▶ **EXERCISE**
Every entry must be echoed exactly.

## START RECORD EXTRACTS

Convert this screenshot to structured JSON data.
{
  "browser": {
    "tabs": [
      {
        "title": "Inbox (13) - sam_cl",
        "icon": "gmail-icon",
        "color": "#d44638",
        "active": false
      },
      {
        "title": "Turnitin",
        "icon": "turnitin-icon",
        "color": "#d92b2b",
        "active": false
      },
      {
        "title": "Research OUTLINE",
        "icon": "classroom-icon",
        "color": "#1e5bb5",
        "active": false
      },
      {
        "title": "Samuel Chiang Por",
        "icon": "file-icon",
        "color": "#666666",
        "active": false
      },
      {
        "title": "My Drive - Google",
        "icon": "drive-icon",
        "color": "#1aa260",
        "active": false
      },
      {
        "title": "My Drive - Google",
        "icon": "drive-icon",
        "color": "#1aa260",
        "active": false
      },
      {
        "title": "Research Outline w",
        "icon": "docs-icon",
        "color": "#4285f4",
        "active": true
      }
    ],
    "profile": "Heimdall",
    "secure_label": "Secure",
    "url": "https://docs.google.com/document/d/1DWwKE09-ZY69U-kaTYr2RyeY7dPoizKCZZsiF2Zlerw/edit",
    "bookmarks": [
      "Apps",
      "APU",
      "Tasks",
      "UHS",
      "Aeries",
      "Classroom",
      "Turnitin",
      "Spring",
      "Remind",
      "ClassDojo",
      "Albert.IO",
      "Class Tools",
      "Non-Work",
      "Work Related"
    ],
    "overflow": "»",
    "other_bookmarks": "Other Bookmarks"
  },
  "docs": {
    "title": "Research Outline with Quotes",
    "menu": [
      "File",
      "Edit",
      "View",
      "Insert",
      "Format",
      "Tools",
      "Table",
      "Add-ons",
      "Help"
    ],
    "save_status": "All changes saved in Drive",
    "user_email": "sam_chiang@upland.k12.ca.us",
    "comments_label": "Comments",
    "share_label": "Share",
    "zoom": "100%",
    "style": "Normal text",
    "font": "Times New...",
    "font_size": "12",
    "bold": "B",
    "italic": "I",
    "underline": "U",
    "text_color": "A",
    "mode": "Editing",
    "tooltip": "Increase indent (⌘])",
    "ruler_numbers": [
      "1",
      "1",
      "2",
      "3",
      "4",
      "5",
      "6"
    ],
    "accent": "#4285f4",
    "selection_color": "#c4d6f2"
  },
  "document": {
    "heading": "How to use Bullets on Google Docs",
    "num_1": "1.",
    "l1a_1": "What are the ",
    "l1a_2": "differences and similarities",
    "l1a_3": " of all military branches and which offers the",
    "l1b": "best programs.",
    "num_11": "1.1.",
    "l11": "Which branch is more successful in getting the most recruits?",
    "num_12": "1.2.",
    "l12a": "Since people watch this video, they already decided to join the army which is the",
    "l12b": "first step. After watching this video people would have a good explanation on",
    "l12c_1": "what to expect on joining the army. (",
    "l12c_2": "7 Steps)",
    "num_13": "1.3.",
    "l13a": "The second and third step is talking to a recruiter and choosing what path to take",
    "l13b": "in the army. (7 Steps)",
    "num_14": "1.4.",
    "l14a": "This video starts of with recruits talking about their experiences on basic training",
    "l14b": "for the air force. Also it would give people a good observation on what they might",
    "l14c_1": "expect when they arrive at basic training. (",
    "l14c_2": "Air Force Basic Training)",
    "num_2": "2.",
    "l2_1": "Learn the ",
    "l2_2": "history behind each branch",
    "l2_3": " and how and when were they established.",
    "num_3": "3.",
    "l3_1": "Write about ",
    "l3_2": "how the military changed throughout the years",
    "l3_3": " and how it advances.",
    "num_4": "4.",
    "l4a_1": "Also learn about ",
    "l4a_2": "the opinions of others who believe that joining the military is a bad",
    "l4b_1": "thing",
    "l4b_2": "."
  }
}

## END RECORD EXTRACTS

▶ **FULL RESPONSE**
Convert this screenshot to structured JSON data.
{
  "browser": {
    "tabs": [
      {
        "title": "Inbox (13) - sam_cl",
        "icon": "gmail-icon",
        "color": "#d44638",
        "active": false
      },
      {
        "title": "Turnitin",
        "icon": "turnitin-icon",
        "color": "#d92b2b",
        "active": false
      },
      {
        "title": "Research OUTLINE",
        "icon": "classroom-icon",
        "color": "#1e5bb5",
        "active": false
      },
      {
        "title": "Samuel Chiang Por",
        "icon": "file-icon",
        "color": "#666666",
        "active": false
      },
      {
        "title": "My Drive - Google",
        "icon": "drive-icon",
        "color": "#1aa260",
        "active": false
      },
      {
        "title": "My Drive - Google",
        "icon": "drive-icon",
        "color": "#1aa260",
        "active": false
      },
      {
        "title": "Research Outline w",
        "icon": "docs-icon",
        "color": "#4285f4",
        "active": true
      }
    ],
    "profile": "Heimdall",
    "secure_label": "Secure",
    "url": "https://docs.google.com/document/d/1DWwKE09-ZY69U-kaTYr2RyeY7dPoizKCZZsiF2Zlerw/edit",
    "bookmarks": [
      "Apps",
      "APU",
      "Tasks",
      "UHS",
      "Aeries",
      "Classroom",
      "Turnitin",
      "Spring",
      "Remind",
      "ClassDojo",
      "Albert.IO",
      "Class Tools",
      "Non-Work",
      "Work Related"
    ],
    "overflow": "»",
    "other_bookmarks": "Other Bookmarks"
  },
  "docs": {
    "title": "Research Outline with Quotes",
    "menu": [
      "File",
      "Edit",
      "View",
      "Insert",
      "Format",
      "Tools",
      "Table",
      "Add-ons",
      "Help"
    ],
    "save_status": "All changes saved in Drive",
    "user_email": "sam_chiang@upland.k12.ca.us",
    "comments_label": "Comments",
    "share_label": "Share",
    "zoom": "100%",
    "style": "Normal text",
    "font": "Times New...",
    "font_size": "12",
    "bold": "B",
    "italic": "I",
    "underline": "U",
    "text_color": "A",
    "mode": "Editing",
    "tooltip": "Increase indent (⌘])",
    "ruler_numbers": [
      "1",
      "1",
      "2",
      "3",
      "4",
      "5",
      "6"
    ],
    "accent": "#4285f4",
    "selection_color": "#c4d6f2"
  },
  "document": {
    "heading": "How to use Bullets on Google Docs",
    "num_1": "1.",
    "l1a_1": "What are the ",
    "l1a_2": "differences and similarities",
    "l1a_3": " of all military branches and which offers the",
    "l1b": "best programs.",
    "num_11": "1.1.",
    "l11": "Which branch is more successful in getting the most recruits?",
    "num_12": "1.2.",
    "l12a": "Since people watch this video, they already decided to join the army which is the",
    "l12b": "first step. After watching this video people would have a good explanation on",
    "l12c_1": "what to expect on joining the army. (",
    "l12c_2": "7 Steps)",
    "num_13": "1.3.",
    "l13a": "The second and third step is talking to a recruiter and choosing what path to take",
    "l13b": "in the army. (7 Steps)",
    "num_14": "1.4.",
    "l14a": "This video starts of with recruits talking about their experiences on basic training",
    "l14b": "for the air force. Also it would give people a good observation on what they might",
    "l14c_1": "expect when they arrive at basic training. (",
    "l14c_2": "Air Force Basic Training)",
    "num_2": "2.",
    "l2_1": "Learn the ",
    "l2_2": "history behind each branch",
    "l2_3": " and how and when were they established.",
    "num_3": "3.",
    "l3_1": "Write about ",
    "l3_2": "how the military changed throughout the years",
    "l3_3": " and how it advances.",
    "num_4": "4.",
    "l4a_1": "Also learn about ",
    "l4a_2": "the opinions of others who believe that joining the military is a bad",
    "l4b_1": "thing",
    "l4b_2": "."
  }
}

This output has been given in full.